# Available records start

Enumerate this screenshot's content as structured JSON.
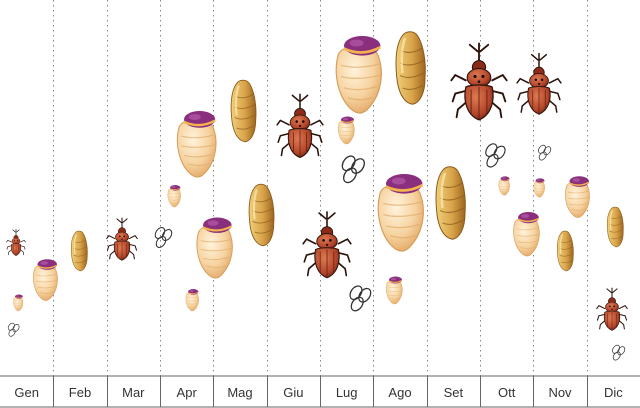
{
  "months": [
    "Gen",
    "Feb",
    "Mar",
    "Apr",
    "Mag",
    "Giu",
    "Lug",
    "Ago",
    "Set",
    "Ott",
    "Nov",
    "Dic"
  ],
  "colors": {
    "larva_body": "#f6d3a0",
    "larva_shade": "#e3a866",
    "larva_head": "#8a2f7d",
    "pupa_body": "#d9a44a",
    "pupa_shade": "#a66f22",
    "adult_body": "#b3452a",
    "adult_dark": "#3a1a10",
    "egg_stroke": "#333333",
    "grid": "#888888",
    "axis": "#666666",
    "label": "#333333"
  },
  "stage_icons": {
    "egg": "egg-cluster-icon",
    "larva": "larva-icon",
    "pupa": "pupa-icon",
    "adult": "weevil-adult-icon"
  }
}
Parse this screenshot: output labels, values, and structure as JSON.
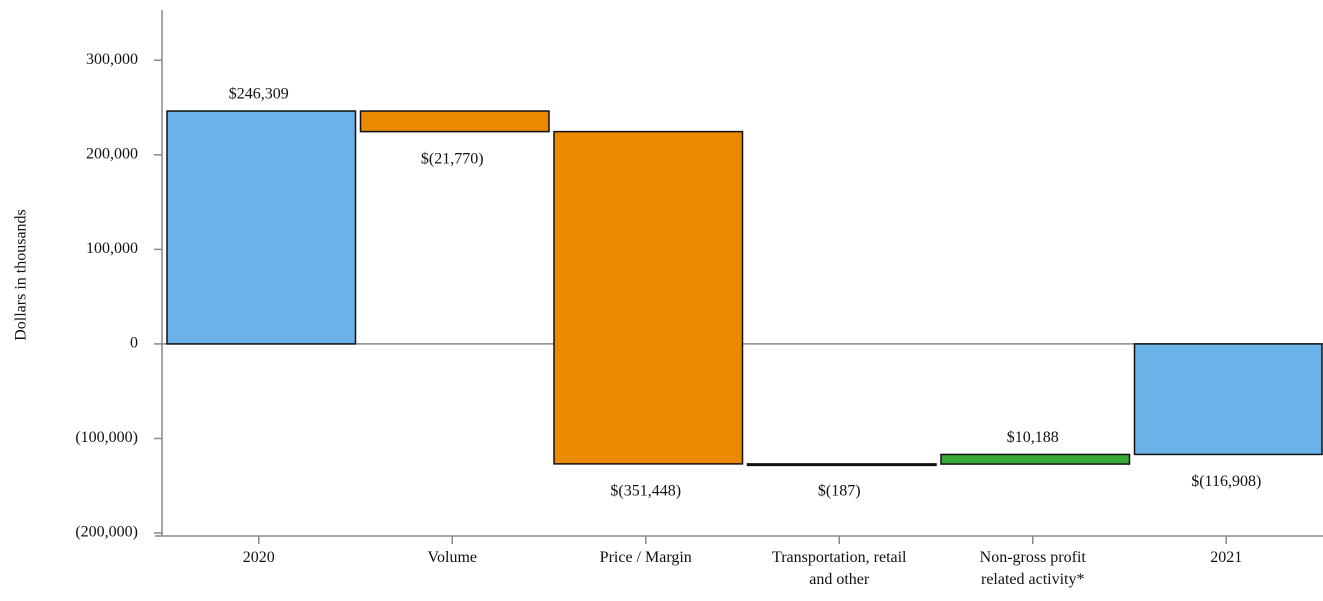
{
  "chart_data": {
    "type": "waterfall",
    "y_label": "Dollars in thousands",
    "categories": [
      "2020",
      "Volume",
      "Price / Margin",
      "Transportation, retail and other",
      "Non-gross profit related activity*",
      "2021"
    ],
    "values": [
      246309,
      -21770,
      -351448,
      -187,
      10188,
      -116908
    ],
    "value_labels": [
      "$246,309",
      "$(21,770)",
      "$(351,448)",
      "$(187)",
      "$10,188",
      "$(116,908)"
    ],
    "is_total": [
      true,
      false,
      false,
      false,
      false,
      true
    ],
    "colors": [
      "#6ab2e7",
      "#eb8a00",
      "#eb8a00",
      "#eb8a00",
      "#3aa935",
      "#6ab2e7"
    ],
    "ylim": [
      -200000,
      350000
    ],
    "yticks": [
      {
        "value": -200000,
        "label": "(200,000)"
      },
      {
        "value": -100000,
        "label": "(100,000)"
      },
      0,
      {
        "value": 100000,
        "label": "100,000"
      },
      {
        "value": 200000,
        "label": "200,000"
      },
      {
        "value": 300000,
        "label": "300,000"
      }
    ]
  }
}
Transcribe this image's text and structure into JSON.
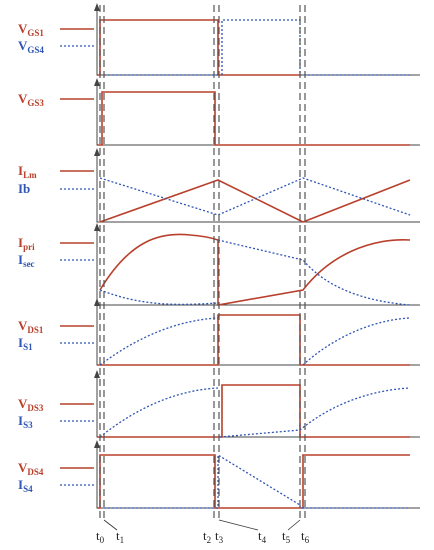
{
  "panels": [
    {
      "labels": [
        {
          "base": "V",
          "sub": "GS1"
        },
        {
          "base": "V",
          "sub": "GS4"
        }
      ]
    },
    {
      "labels": [
        {
          "base": "V",
          "sub": "GS3"
        }
      ]
    },
    {
      "labels": [
        {
          "base": "I",
          "sub": "Lm"
        },
        {
          "base": "Ib"
        }
      ]
    },
    {
      "labels": [
        {
          "base": "I",
          "sub": "pri"
        },
        {
          "base": "I",
          "sub": "sec"
        }
      ]
    },
    {
      "labels": [
        {
          "base": "V",
          "sub": "DS1"
        },
        {
          "base": "I",
          "sub": "S1"
        }
      ]
    },
    {
      "labels": [
        {
          "base": "V",
          "sub": "DS3"
        },
        {
          "base": "I",
          "sub": "S3"
        }
      ]
    },
    {
      "labels": [
        {
          "base": "V",
          "sub": "DS4"
        },
        {
          "base": "I",
          "sub": "S4"
        }
      ]
    }
  ],
  "time_labels": [
    {
      "base": "t",
      "sub": "0"
    },
    {
      "base": "t",
      "sub": "1"
    },
    {
      "base": "t",
      "sub": "2"
    },
    {
      "base": "t",
      "sub": "3"
    },
    {
      "base": "t",
      "sub": "4"
    },
    {
      "base": "t",
      "sub": "5"
    },
    {
      "base": "t",
      "sub": "6"
    }
  ]
}
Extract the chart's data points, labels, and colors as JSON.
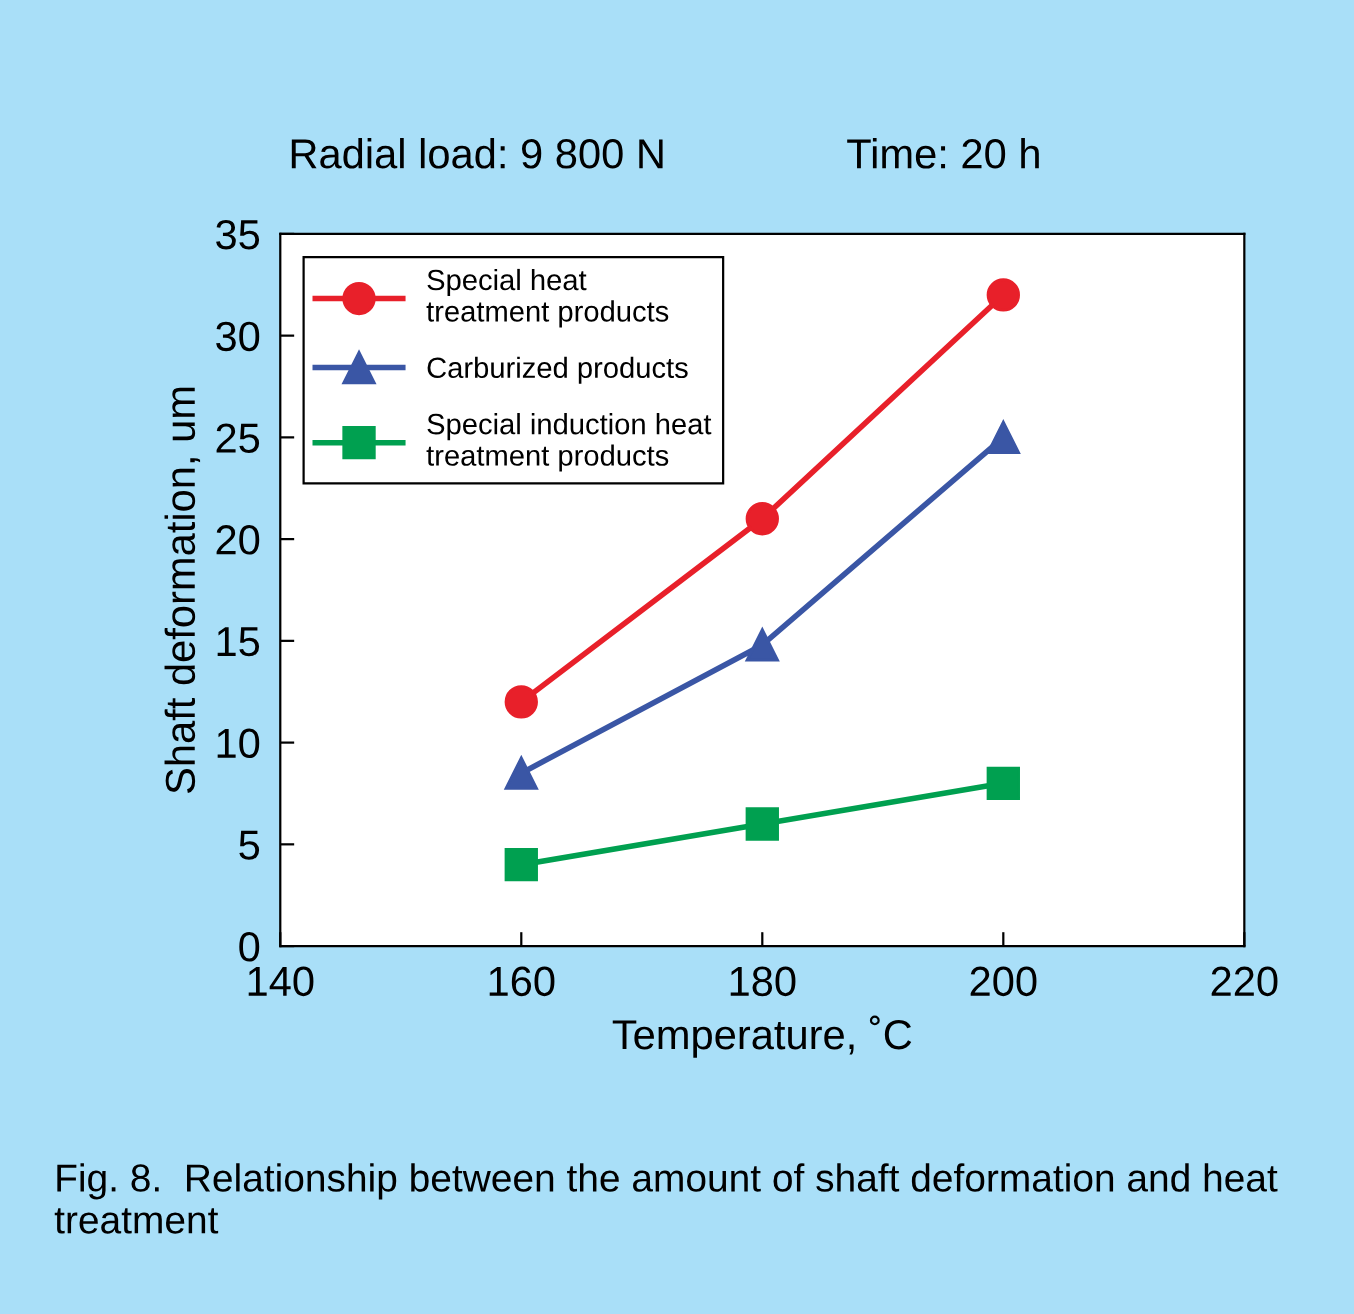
{
  "chart_data": {
    "type": "line",
    "title": "Radial load: 9 800 N",
    "subtitle": "Time: 20 h",
    "xlabel": "Temperature, ˚C",
    "ylabel": "Shaft deformation, um",
    "annotations": [
      "Fig. 8.  Relationship between the amount of shaft deformation and heat treatment"
    ],
    "x": [
      160,
      180,
      200
    ],
    "series": [
      {
        "name": "Special heat\ntreatment products",
        "color": "#e8202a",
        "marker": "circle",
        "values": [
          12,
          21,
          32
        ]
      },
      {
        "name": "Carburized products",
        "color": "#3a56a5",
        "marker": "triangle",
        "values": [
          8.5,
          14.8,
          25
        ]
      },
      {
        "name": "Special induction heat\ntreatment products",
        "color": "#00a050",
        "marker": "square",
        "values": [
          4,
          6,
          8
        ]
      }
    ],
    "xlim": [
      140,
      220
    ],
    "xticks": [
      140,
      160,
      180,
      200,
      220
    ],
    "ylim": [
      0,
      35
    ],
    "yticks": [
      0,
      5,
      10,
      15,
      20,
      25,
      30,
      35
    ],
    "grid": false,
    "legend": "top left"
  }
}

# Available records end

• Direction:
Repeat exactly the lines from the one containing "Extract the chart's" through the last line of the records above, both included, and leave out the pictures.

• Written response:
Extract the chart's data points, labels, and colors as JSON.
{
  "chart_data": {
    "type": "line",
    "title": "Radial load: 9 800 N",
    "subtitle": "Time: 20 h",
    "xlabel": "Temperature, ˚C",
    "ylabel": "Shaft deformation, um",
    "annotations": [
      "Fig. 8.  Relationship between the amount of shaft deformation and heat treatment"
    ],
    "x": [
      160,
      180,
      200
    ],
    "series": [
      {
        "name": "Special heat\ntreatment products",
        "color": "#e8202a",
        "marker": "circle",
        "values": [
          12,
          21,
          32
        ]
      },
      {
        "name": "Carburized products",
        "color": "#3a56a5",
        "marker": "triangle",
        "values": [
          8.5,
          14.8,
          25
        ]
      },
      {
        "name": "Special induction heat\ntreatment products",
        "color": "#00a050",
        "marker": "square",
        "values": [
          4,
          6,
          8
        ]
      }
    ],
    "xlim": [
      140,
      220
    ],
    "xticks": [
      140,
      160,
      180,
      200,
      220
    ],
    "ylim": [
      0,
      35
    ],
    "yticks": [
      0,
      5,
      10,
      15,
      20,
      25,
      30,
      35
    ],
    "grid": false,
    "legend": "top left"
  }
}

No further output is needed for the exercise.